• What this task involves: Reproduce each line exactly, including spacing and punctuation.

[BEGIN Dataset extract]

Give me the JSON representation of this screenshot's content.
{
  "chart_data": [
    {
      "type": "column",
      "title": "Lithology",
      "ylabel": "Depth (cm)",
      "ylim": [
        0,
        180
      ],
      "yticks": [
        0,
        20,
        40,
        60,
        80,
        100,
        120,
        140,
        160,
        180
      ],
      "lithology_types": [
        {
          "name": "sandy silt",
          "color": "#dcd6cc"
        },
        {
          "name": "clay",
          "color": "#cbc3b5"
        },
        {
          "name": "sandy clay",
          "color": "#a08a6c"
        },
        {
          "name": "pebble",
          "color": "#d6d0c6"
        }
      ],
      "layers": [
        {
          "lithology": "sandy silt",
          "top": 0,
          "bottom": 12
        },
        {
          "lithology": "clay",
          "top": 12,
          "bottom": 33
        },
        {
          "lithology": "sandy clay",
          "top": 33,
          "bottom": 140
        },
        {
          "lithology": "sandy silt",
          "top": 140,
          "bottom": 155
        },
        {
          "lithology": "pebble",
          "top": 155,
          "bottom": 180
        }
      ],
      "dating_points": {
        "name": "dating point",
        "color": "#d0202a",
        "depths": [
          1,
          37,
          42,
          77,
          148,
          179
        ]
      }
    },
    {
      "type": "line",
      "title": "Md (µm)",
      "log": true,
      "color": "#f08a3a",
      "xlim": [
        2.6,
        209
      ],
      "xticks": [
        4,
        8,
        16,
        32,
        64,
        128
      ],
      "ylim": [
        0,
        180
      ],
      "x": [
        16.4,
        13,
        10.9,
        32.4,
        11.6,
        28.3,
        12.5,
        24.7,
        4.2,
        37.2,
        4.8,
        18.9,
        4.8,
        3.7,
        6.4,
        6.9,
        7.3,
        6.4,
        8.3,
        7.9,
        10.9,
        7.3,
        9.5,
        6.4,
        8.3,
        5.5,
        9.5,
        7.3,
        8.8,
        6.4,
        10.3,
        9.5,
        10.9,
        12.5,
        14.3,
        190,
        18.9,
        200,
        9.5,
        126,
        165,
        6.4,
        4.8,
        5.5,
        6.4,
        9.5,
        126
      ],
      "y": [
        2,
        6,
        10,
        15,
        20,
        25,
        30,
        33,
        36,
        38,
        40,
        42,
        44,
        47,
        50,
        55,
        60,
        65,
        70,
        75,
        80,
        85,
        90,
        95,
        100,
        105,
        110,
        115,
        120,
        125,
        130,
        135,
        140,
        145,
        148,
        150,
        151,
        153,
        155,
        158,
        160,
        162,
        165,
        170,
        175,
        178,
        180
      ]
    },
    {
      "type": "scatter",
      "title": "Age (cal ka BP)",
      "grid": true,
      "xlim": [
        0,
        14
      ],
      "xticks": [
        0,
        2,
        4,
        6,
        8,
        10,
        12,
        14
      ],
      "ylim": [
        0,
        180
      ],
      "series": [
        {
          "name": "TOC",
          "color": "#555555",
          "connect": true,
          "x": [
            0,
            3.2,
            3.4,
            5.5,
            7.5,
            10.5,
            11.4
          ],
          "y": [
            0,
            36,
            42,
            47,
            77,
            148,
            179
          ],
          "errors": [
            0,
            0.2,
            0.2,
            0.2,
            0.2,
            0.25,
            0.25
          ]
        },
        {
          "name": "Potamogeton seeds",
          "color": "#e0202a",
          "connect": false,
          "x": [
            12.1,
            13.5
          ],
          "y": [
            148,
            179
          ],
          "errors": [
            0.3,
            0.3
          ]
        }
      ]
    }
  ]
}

[END Dataset extract]

• Final answer:
Give me the JSON representation of this screenshot's content.
{
  "chart_data": [
    {
      "type": "column",
      "title": "Lithology",
      "ylabel": "Depth (cm)",
      "ylim": [
        0,
        180
      ],
      "yticks": [
        0,
        20,
        40,
        60,
        80,
        100,
        120,
        140,
        160,
        180
      ],
      "lithology_types": [
        {
          "name": "sandy silt",
          "color": "#dcd6cc"
        },
        {
          "name": "clay",
          "color": "#cbc3b5"
        },
        {
          "name": "sandy clay",
          "color": "#a08a6c"
        },
        {
          "name": "pebble",
          "color": "#d6d0c6"
        }
      ],
      "layers": [
        {
          "lithology": "sandy silt",
          "top": 0,
          "bottom": 12
        },
        {
          "lithology": "clay",
          "top": 12,
          "bottom": 33
        },
        {
          "lithology": "sandy clay",
          "top": 33,
          "bottom": 140
        },
        {
          "lithology": "sandy silt",
          "top": 140,
          "bottom": 155
        },
        {
          "lithology": "pebble",
          "top": 155,
          "bottom": 180
        }
      ],
      "dating_points": {
        "name": "dating point",
        "color": "#d0202a",
        "depths": [
          1,
          37,
          42,
          77,
          148,
          179
        ]
      }
    },
    {
      "type": "line",
      "title": "Md (µm)",
      "log": true,
      "color": "#f08a3a",
      "xlim": [
        2.6,
        209
      ],
      "xticks": [
        4,
        8,
        16,
        32,
        64,
        128
      ],
      "ylim": [
        0,
        180
      ],
      "x": [
        16.4,
        13,
        10.9,
        32.4,
        11.6,
        28.3,
        12.5,
        24.7,
        4.2,
        37.2,
        4.8,
        18.9,
        4.8,
        3.7,
        6.4,
        6.9,
        7.3,
        6.4,
        8.3,
        7.9,
        10.9,
        7.3,
        9.5,
        6.4,
        8.3,
        5.5,
        9.5,
        7.3,
        8.8,
        6.4,
        10.3,
        9.5,
        10.9,
        12.5,
        14.3,
        190,
        18.9,
        200,
        9.5,
        126,
        165,
        6.4,
        4.8,
        5.5,
        6.4,
        9.5,
        126
      ],
      "y": [
        2,
        6,
        10,
        15,
        20,
        25,
        30,
        33,
        36,
        38,
        40,
        42,
        44,
        47,
        50,
        55,
        60,
        65,
        70,
        75,
        80,
        85,
        90,
        95,
        100,
        105,
        110,
        115,
        120,
        125,
        130,
        135,
        140,
        145,
        148,
        150,
        151,
        153,
        155,
        158,
        160,
        162,
        165,
        170,
        175,
        178,
        180
      ]
    },
    {
      "type": "scatter",
      "title": "Age (cal ka BP)",
      "grid": true,
      "xlim": [
        0,
        14
      ],
      "xticks": [
        0,
        2,
        4,
        6,
        8,
        10,
        12,
        14
      ],
      "ylim": [
        0,
        180
      ],
      "series": [
        {
          "name": "TOC",
          "color": "#555555",
          "connect": true,
          "x": [
            0,
            3.2,
            3.4,
            5.5,
            7.5,
            10.5,
            11.4
          ],
          "y": [
            0,
            36,
            42,
            47,
            77,
            148,
            179
          ],
          "errors": [
            0,
            0.2,
            0.2,
            0.2,
            0.2,
            0.25,
            0.25
          ]
        },
        {
          "name": "Potamogeton seeds",
          "color": "#e0202a",
          "connect": false,
          "x": [
            12.1,
            13.5
          ],
          "y": [
            148,
            179
          ],
          "errors": [
            0.3,
            0.3
          ]
        }
      ]
    }
  ]
}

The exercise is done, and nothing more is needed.